MATERIAL PROVIDED =>
■ ■ ■

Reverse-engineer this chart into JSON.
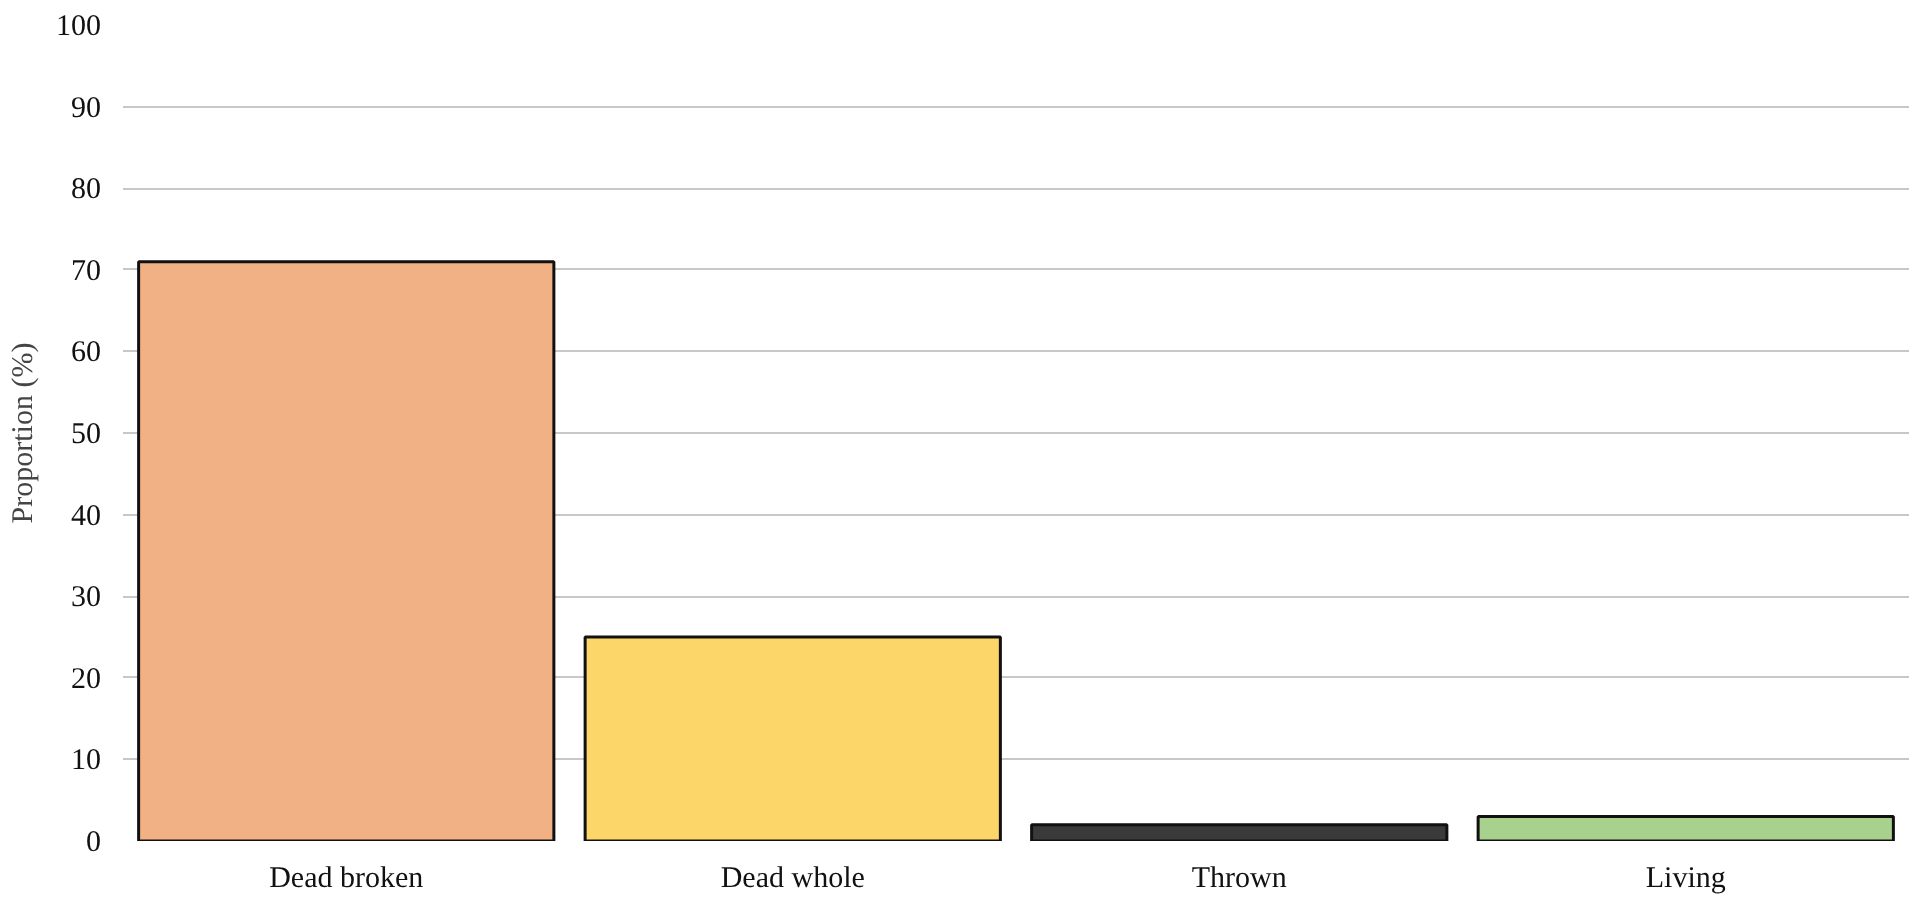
{
  "chart_data": {
    "type": "bar",
    "ylabel": "Proportion (%)",
    "categories": [
      "Dead broken",
      "Dead whole",
      "Thrown",
      "Living"
    ],
    "values": [
      71,
      25,
      2,
      3
    ],
    "colors": [
      "#f2b085",
      "#fdd66a",
      "#3a3a3a",
      "#a8d18e"
    ],
    "ylim": [
      0,
      100
    ],
    "yticks": [
      0,
      10,
      20,
      30,
      40,
      50,
      60,
      70,
      80,
      90,
      100
    ],
    "grid": "y"
  }
}
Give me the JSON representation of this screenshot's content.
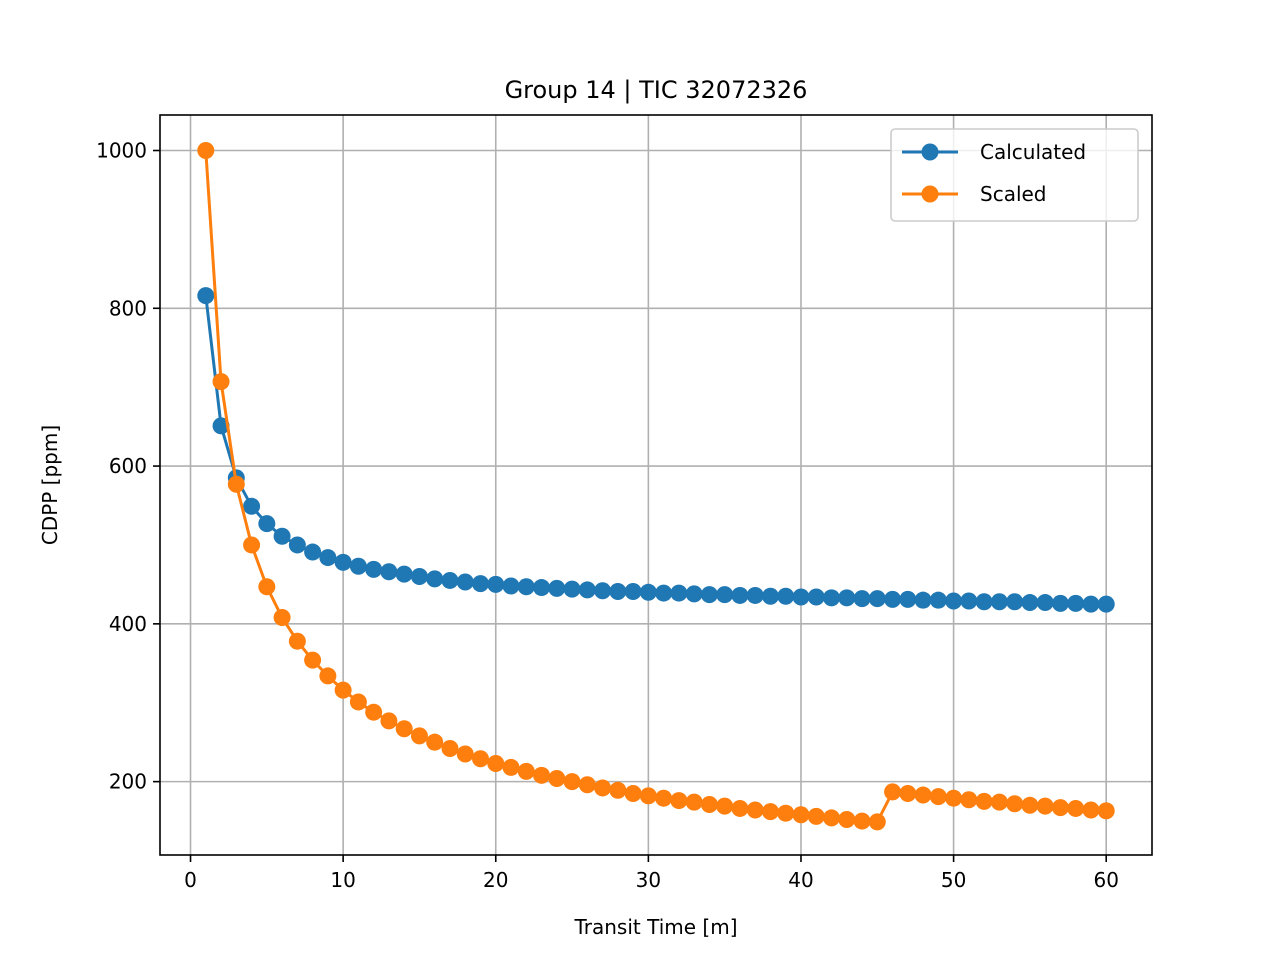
{
  "chart_data": {
    "type": "line",
    "title": "Group 14 | TIC 32072326",
    "xlabel": "Transit Time [m]",
    "ylabel": "CDPP [ppm]",
    "xlim": [
      -2,
      63
    ],
    "ylim": [
      107,
      1045
    ],
    "xticks": [
      0,
      10,
      20,
      30,
      40,
      50,
      60
    ],
    "yticks": [
      200,
      400,
      600,
      800,
      1000
    ],
    "grid": true,
    "legend_position": "top-right",
    "x": [
      1,
      2,
      3,
      4,
      5,
      6,
      7,
      8,
      9,
      10,
      11,
      12,
      13,
      14,
      15,
      16,
      17,
      18,
      19,
      20,
      21,
      22,
      23,
      24,
      25,
      26,
      27,
      28,
      29,
      30,
      31,
      32,
      33,
      34,
      35,
      36,
      37,
      38,
      39,
      40,
      41,
      42,
      43,
      44,
      45,
      46,
      47,
      48,
      49,
      50,
      51,
      52,
      53,
      54,
      55,
      56,
      57,
      58,
      59,
      60
    ],
    "series": [
      {
        "name": "Calculated",
        "color": "#1f77b4",
        "values": [
          816,
          651,
          585,
          549,
          527,
          511,
          500,
          491,
          484,
          478,
          473,
          469,
          466,
          463,
          460,
          457,
          455,
          453,
          451,
          450,
          448,
          447,
          446,
          445,
          444,
          443,
          442,
          441,
          441,
          440,
          439,
          439,
          438,
          437,
          437,
          436,
          436,
          435,
          435,
          434,
          434,
          433,
          433,
          432,
          432,
          431,
          431,
          430,
          430,
          429,
          429,
          428,
          428,
          428,
          427,
          427,
          426,
          426,
          425,
          425
        ]
      },
      {
        "name": "Scaled",
        "color": "#ff7f0e",
        "values": [
          1000,
          707,
          577,
          500,
          447,
          408,
          378,
          354,
          334,
          316,
          301,
          288,
          277,
          267,
          258,
          250,
          242,
          235,
          229,
          223,
          218,
          213,
          208,
          204,
          200,
          196,
          192,
          189,
          185,
          182,
          179,
          176,
          174,
          171,
          169,
          166,
          164,
          162,
          160,
          158,
          156,
          154,
          152,
          150,
          149,
          187,
          185,
          183,
          181,
          179,
          177,
          175,
          174,
          172,
          170,
          169,
          167,
          166,
          164,
          163
        ]
      }
    ]
  }
}
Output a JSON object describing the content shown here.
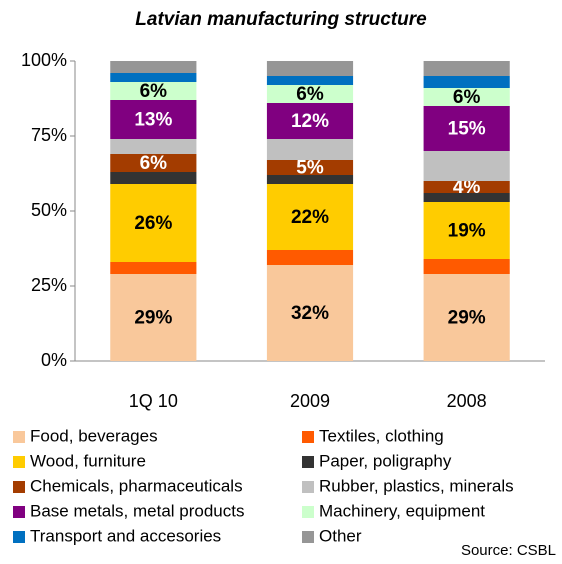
{
  "chart_data": {
    "type": "stacked_bar",
    "title": "Latvian manufacturing structure",
    "source": "Source: CSBL",
    "categories": [
      "1Q 10",
      "2009",
      "2008"
    ],
    "ylim": [
      0,
      100
    ],
    "yticks": [
      {
        "value": 0,
        "label": "0%"
      },
      {
        "value": 25,
        "label": "25%"
      },
      {
        "value": 50,
        "label": "50%"
      },
      {
        "value": 75,
        "label": "75%"
      },
      {
        "value": 100,
        "label": "100%"
      }
    ],
    "grid": false,
    "series": [
      {
        "name": "Food, beverages",
        "color": "#f9c89b",
        "values": [
          29,
          32,
          29
        ],
        "value_labels": [
          "29%",
          "32%",
          "29%"
        ]
      },
      {
        "name": "Textiles, clothing",
        "color": "#ff5a00",
        "values": [
          4,
          5,
          5
        ]
      },
      {
        "name": "Wood, furniture",
        "color": "#ffcc00",
        "values": [
          26,
          22,
          19
        ],
        "value_labels": [
          "26%",
          "22%",
          "19%"
        ]
      },
      {
        "name": "Paper, poligraphy",
        "color": "#333333",
        "values": [
          4,
          3,
          3
        ]
      },
      {
        "name": "Chemicals, pharmaceuticals",
        "color": "#a33c00",
        "values": [
          6,
          5,
          4
        ],
        "value_labels": [
          "6%",
          "5%",
          "4%"
        ]
      },
      {
        "name": "Rubber, plastics, minerals",
        "color": "#c0c0c0",
        "values": [
          5,
          7,
          10
        ]
      },
      {
        "name": "Base metals, metal products",
        "color": "#800080",
        "values": [
          13,
          12,
          15
        ],
        "value_labels": [
          "13%",
          "12%",
          "15%"
        ]
      },
      {
        "name": "Machinery, equipment",
        "color": "#ccffcc",
        "values": [
          6,
          6,
          6
        ],
        "value_labels": [
          "6%",
          "6%",
          "6%"
        ]
      },
      {
        "name": "Transport and accesories",
        "color": "#0070c0",
        "values": [
          3,
          3,
          4
        ]
      },
      {
        "name": "Other",
        "color": "#969696",
        "values": [
          4,
          5,
          5
        ]
      }
    ]
  }
}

■ ■ ■

Copy every line that includes the string "title" from the material above.

    "title": "Group 14 | TIC 32072326",
    "title": "Latvian manufacturing structure",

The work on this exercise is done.